**WRITTEN REQUEST:** Can you quote the items word for word, from the very first line through the line containing "- panel3-rmse-label: rmse", including both of those lines?

**MATERIAL FOR THIS TASK:**
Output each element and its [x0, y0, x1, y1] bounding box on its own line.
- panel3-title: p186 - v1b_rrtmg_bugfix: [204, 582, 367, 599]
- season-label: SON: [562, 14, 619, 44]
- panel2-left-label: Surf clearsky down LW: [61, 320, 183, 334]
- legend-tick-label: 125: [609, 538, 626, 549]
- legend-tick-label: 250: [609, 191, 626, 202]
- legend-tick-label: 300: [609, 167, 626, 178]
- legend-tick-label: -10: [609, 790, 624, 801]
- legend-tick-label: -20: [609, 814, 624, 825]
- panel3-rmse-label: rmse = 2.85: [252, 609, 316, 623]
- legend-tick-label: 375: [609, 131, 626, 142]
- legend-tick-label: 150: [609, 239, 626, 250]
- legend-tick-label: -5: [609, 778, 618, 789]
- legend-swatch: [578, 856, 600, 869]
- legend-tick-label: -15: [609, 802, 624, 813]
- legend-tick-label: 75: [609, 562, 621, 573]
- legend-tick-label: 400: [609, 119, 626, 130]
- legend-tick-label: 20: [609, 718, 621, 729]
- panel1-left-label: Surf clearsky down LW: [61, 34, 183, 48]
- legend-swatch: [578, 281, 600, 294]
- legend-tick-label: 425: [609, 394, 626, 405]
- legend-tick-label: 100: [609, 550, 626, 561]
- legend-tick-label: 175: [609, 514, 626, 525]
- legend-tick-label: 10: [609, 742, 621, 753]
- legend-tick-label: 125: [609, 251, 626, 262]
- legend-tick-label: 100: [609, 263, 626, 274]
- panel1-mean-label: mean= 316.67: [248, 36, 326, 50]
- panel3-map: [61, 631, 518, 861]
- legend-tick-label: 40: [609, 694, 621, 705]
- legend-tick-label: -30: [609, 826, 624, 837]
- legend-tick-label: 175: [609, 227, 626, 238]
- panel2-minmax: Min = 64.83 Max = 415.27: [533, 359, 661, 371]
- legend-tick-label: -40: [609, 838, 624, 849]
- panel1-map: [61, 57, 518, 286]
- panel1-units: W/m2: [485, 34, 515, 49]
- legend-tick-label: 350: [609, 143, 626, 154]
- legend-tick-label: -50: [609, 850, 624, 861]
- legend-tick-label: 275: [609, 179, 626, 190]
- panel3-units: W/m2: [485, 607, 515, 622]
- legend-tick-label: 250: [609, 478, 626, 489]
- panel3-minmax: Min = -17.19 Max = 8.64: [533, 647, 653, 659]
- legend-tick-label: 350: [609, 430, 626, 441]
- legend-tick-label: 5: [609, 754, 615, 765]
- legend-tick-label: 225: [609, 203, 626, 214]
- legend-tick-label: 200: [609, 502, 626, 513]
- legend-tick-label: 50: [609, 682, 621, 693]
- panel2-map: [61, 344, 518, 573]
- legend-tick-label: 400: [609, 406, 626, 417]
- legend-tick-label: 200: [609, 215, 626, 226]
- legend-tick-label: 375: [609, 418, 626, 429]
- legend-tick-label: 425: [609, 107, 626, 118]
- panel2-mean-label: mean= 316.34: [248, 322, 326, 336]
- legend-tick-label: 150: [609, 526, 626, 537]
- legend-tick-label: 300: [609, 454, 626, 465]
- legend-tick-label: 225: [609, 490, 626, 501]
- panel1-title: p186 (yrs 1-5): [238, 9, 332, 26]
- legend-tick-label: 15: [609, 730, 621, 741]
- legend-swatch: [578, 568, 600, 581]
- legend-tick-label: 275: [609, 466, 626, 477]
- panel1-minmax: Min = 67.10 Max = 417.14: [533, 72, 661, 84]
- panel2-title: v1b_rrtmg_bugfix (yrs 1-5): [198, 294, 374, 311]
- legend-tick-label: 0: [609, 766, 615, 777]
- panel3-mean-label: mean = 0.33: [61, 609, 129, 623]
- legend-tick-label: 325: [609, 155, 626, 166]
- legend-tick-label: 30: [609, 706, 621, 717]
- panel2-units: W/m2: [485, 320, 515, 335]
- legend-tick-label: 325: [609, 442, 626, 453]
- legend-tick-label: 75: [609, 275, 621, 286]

**FINAL RESULT:**
Output each element and its [x0, y0, x1, y1] bounding box on its own line.
- panel3-title: p186 - v1b_rrtmg_bugfix: [204, 582, 367, 599]
- season-label: SON: [562, 14, 619, 44]
- panel2-left-label: Surf clearsky down LW: [61, 320, 183, 334]
- legend-tick-label: 125: [609, 538, 626, 549]
- legend-tick-label: 250: [609, 191, 626, 202]
- legend-tick-label: 300: [609, 167, 626, 178]
- legend-tick-label: -10: [609, 790, 624, 801]
- legend-tick-label: -20: [609, 814, 624, 825]
- panel3-rmse-label: rmse = 2.85: [252, 609, 316, 623]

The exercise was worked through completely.